## YOUR TASKS
a) In the guide to recoating yellowed gloss skirting:
(i) Where does old solvent gloss on skirting tend to turn yellow, according to the guide?
(ii) What causes the yellowing on old gloss?
(iii) What does sanding give the primer?
b) Carry on the guide to recoating yellowed gloss skirting from the point where it stops.

## TEXT EXCERPT
Sand and Recoat Yellowed Gloss Skirting with Dulux Trade Satinwood over a Bulls Eye 123 Primer
Old solvent gloss on skirting can turn buttery-yellow within a few years, especially behind sofas and radiators where daylight barely reaches it. A thin coat of Bulls Eye 1-2-3 under Dulux Trade Satinwood fixes the colour problem, cuts the shine, and gives the new finish a chance to stay on.
Yellowing on old gloss comes from oxidation of the alkyd resin, and sanding will not remove it in any useful way. You can flat the whole board back to bare wood, put on a cheap solvent gloss, and watch the same yellowing return within two or three years. That is why many people move to a water-based Satinwood at this stage. Dulux Trade Satinwood stays close to the colour in the tin for far longer, and its mid-sheen hides more of the dents and scuffs a skirting takes at ankle height.
The job has three practical problems: getting adhesion onto hard aged gloss, stopping stains from ghosting through a white topcoat, and laying off water-based paint before it starts dragging under the brush. Bulls Eye 1-2-3 deals with the adhesion and most moderate staining. Sanding has a narrower role: it gives the primer a keyed surface to grip.

## RECORDS SUPPLIED

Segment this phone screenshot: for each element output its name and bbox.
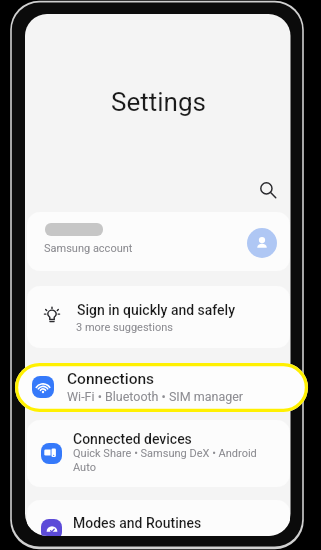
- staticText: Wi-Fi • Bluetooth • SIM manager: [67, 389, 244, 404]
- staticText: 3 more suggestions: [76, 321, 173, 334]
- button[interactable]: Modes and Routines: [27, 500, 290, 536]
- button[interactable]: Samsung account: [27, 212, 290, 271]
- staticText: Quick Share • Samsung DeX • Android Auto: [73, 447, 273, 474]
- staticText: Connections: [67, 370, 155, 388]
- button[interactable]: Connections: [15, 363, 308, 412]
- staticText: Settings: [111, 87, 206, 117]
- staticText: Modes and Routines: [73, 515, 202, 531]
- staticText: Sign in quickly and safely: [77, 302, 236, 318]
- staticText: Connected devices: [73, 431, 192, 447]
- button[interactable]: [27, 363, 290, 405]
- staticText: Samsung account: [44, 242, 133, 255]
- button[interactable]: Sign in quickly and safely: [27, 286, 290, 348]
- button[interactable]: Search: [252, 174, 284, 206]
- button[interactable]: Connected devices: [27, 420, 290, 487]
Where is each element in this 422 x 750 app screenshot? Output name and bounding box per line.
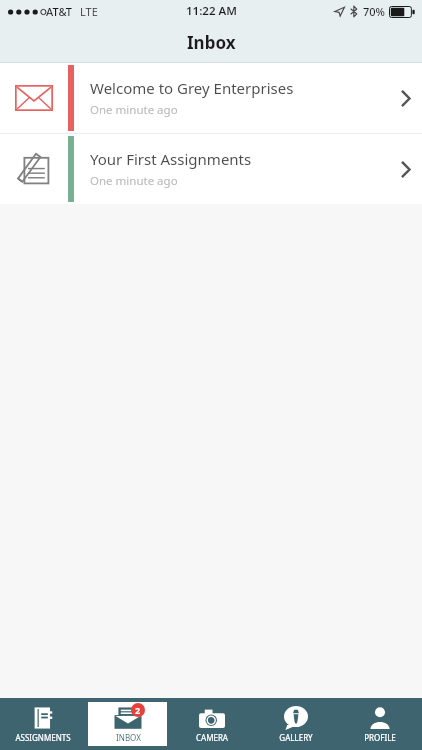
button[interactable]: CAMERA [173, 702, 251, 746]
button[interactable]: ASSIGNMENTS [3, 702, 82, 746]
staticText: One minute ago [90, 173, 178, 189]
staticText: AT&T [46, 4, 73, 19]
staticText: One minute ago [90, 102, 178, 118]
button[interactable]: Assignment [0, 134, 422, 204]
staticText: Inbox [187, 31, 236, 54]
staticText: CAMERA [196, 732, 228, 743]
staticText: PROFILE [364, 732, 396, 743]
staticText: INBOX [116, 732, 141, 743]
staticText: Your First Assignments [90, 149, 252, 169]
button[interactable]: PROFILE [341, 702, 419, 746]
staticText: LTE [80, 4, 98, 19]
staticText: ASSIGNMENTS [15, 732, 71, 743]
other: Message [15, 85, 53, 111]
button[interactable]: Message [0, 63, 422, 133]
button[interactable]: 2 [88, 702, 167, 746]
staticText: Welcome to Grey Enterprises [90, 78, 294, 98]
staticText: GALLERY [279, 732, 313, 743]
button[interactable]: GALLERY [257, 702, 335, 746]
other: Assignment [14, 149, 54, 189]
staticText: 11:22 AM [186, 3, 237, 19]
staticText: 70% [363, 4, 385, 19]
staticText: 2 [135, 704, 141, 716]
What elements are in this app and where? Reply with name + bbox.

--

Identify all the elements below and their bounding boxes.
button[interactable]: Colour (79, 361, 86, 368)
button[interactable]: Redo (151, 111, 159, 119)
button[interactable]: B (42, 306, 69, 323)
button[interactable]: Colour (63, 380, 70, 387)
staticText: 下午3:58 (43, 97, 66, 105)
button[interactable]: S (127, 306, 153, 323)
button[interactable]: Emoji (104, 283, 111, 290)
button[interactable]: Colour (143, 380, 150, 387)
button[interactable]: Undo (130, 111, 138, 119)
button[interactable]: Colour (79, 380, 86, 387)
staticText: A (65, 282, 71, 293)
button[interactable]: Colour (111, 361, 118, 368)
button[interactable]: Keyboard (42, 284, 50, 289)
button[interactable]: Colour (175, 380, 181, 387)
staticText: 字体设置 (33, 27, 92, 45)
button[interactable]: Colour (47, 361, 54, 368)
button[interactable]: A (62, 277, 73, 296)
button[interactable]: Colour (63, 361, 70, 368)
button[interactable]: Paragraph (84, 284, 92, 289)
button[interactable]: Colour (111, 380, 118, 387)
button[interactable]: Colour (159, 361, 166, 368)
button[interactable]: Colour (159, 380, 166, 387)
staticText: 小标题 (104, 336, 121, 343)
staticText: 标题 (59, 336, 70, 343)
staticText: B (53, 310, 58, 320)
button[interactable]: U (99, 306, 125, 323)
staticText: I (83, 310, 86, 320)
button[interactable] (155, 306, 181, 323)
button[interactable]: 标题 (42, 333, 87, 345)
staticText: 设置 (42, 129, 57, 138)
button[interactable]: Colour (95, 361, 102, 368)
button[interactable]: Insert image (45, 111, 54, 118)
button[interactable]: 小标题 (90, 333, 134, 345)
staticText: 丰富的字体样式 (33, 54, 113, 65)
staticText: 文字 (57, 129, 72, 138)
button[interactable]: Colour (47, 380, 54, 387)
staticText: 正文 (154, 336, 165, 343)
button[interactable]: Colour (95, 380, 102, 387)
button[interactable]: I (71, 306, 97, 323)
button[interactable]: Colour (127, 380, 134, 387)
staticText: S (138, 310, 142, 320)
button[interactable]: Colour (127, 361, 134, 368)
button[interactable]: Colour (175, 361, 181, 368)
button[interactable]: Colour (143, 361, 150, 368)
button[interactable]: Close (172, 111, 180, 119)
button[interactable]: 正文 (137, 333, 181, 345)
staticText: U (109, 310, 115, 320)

## EXPECTED RESULTS
a)
(i) Behind sofas and radiators, where daylight barely reaches it.
(ii) Oxidation of the alkyd resin.
(iii) A keyed surface to grip.

b)
Why use 1-2-3 before Satinwood
Bulls Eye 1-2-3 is a water-based bonding primer. It grips glossy, chalky and awkward surfaces where a regular acrylic undercoat can slide around. Aged oil skirting is exactly that kind of surface: hard, slick, and often faintly chalked from years of washing. At room temperature the primer flashes off in around an hour and then sands to a fine dust, which matters under a satin finish because any roughness reads through the sheen.
It also blocks moderate staining. Old skirting often carries biro marks, water tide-lines near external walls, and the odd bruise of nicotine near a fireplace. In most cases, 1-2-3 holds those back under one coat. A heavy water stain or a resinous knot needs a stronger spot treatment first, such as Zinsser B-I-N or another shellac-based primer, or a dedicated knotting solution. A knot that has bled once will bleed again through water-based coatings, so seal it with shellac and let that dry hard before priming the whole run.
Leave primer out and the topcoat may look sound for a fortnight, then peel in sheets the first time a hoover clips the board.
Sanding the old gloss
Start with 120 grit on old gloss. The aim is a uniform dull surface with no shiny patches left, because each glossy patch is a place where the primer will have less grip. After sanding, run your hand along the skirting. It should feel matte and slightly toothy from end to end.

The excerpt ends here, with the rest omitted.